** start Records supplied **

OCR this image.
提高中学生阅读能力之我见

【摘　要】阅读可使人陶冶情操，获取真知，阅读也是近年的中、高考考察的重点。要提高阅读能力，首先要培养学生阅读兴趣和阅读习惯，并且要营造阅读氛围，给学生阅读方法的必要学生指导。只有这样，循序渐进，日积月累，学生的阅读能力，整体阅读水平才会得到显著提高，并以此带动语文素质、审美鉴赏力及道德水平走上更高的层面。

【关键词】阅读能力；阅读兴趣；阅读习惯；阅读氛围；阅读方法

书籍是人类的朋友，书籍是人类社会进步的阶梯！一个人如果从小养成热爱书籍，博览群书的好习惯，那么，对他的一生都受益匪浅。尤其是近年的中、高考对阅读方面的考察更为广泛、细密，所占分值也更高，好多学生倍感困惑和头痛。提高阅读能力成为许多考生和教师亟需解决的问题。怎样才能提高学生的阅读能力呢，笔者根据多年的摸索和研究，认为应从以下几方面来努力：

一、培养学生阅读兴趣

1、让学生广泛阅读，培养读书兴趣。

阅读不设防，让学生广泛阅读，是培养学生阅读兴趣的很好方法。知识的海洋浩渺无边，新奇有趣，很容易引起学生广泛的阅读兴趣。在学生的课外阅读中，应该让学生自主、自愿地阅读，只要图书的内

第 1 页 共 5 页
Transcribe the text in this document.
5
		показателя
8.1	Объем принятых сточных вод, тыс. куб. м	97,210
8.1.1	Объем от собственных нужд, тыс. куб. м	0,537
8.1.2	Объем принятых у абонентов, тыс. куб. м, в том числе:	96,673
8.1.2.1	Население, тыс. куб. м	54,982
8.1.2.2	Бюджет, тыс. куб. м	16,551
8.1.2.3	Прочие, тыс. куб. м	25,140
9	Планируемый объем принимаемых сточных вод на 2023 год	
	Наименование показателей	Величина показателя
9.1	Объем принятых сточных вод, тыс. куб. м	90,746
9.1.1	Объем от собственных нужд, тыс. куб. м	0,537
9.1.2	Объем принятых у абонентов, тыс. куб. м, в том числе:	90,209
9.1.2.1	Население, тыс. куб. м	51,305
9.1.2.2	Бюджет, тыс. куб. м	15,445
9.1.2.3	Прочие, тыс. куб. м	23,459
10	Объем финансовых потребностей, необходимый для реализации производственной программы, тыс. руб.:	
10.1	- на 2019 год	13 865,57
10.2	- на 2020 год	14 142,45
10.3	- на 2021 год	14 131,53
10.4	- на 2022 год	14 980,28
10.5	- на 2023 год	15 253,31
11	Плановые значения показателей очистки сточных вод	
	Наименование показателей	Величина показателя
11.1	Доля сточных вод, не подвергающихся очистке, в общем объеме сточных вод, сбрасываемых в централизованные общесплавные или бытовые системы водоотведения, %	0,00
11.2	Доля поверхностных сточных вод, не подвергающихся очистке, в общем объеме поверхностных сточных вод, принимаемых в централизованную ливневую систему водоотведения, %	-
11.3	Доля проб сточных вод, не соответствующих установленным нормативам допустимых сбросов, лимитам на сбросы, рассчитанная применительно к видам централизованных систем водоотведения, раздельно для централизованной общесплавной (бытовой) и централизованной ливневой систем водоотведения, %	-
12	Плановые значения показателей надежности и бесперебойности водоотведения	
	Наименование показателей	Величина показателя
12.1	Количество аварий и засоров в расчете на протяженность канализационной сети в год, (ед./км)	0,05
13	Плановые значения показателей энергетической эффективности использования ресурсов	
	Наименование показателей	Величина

** end Records supplied **

■ Work to complete:
Extract, verbatim, the lines from the one containing "Transcribe the text in this document." through the last line of the listing above.

■ Exercise response:
Transcribe the text in this document.
5
		показателя
8.1	Объем принятых сточных вод, тыс. куб. м	97,210
8.1.1	Объем от собственных нужд, тыс. куб. м	0,537
8.1.2	Объем принятых у абонентов, тыс. куб. м, в том числе:	96,673
8.1.2.1	Население, тыс. куб. м	54,982
8.1.2.2	Бюджет, тыс. куб. м	16,551
8.1.2.3	Прочие, тыс. куб. м	25,140
9	Планируемый объем принимаемых сточных вод на 2023 год	
	Наименование показателей	Величина показателя
9.1	Объем принятых сточных вод, тыс. куб. м	90,746
9.1.1	Объем от собственных нужд, тыс. куб. м	0,537
9.1.2	Объем принятых у абонентов, тыс. куб. м, в том числе:	90,209
9.1.2.1	Население, тыс. куб. м	51,305
9.1.2.2	Бюджет, тыс. куб. м	15,445
9.1.2.3	Прочие, тыс. куб. м	23,459
10	Объем финансовых потребностей, необходимый для реализации производственной программы, тыс. руб.:	
10.1	- на 2019 год	13 865,57
10.2	- на 2020 год	14 142,45
10.3	- на 2021 год	14 131,53
10.4	- на 2022 год	14 980,28
10.5	- на 2023 год	15 253,31
11	Плановые значения показателей очистки сточных вод	
	Наименование показателей	Величина показателя
11.1	Доля сточных вод, не подвергающихся очистке, в общем объеме сточных вод, сбрасываемых в централизованные общесплавные или бытовые системы водоотведения, %	0,00
11.2	Доля поверхностных сточных вод, не подвергающихся очистке, в общем объеме поверхностных сточных вод, принимаемых в централизованную ливневую систему водоотведения, %	-
11.3	Доля проб сточных вод, не соответствующих установленным нормативам допустимых сбросов, лимитам на сбросы, рассчитанная применительно к видам централизованных систем водоотведения, раздельно для централизованной общесплавной (бытовой) и централизованной ливневой систем водоотведения, %	-
12	Плановые значения показателей надежности и бесперебойности водоотведения	
	Наименование показателей	Величина показателя
12.1	Количество аварий и засоров в расчете на протяженность канализационной сети в год, (ед./км)	0,05
13	Плановые значения показателей энергетической эффективности использования ресурсов	
	Наименование показателей	Величина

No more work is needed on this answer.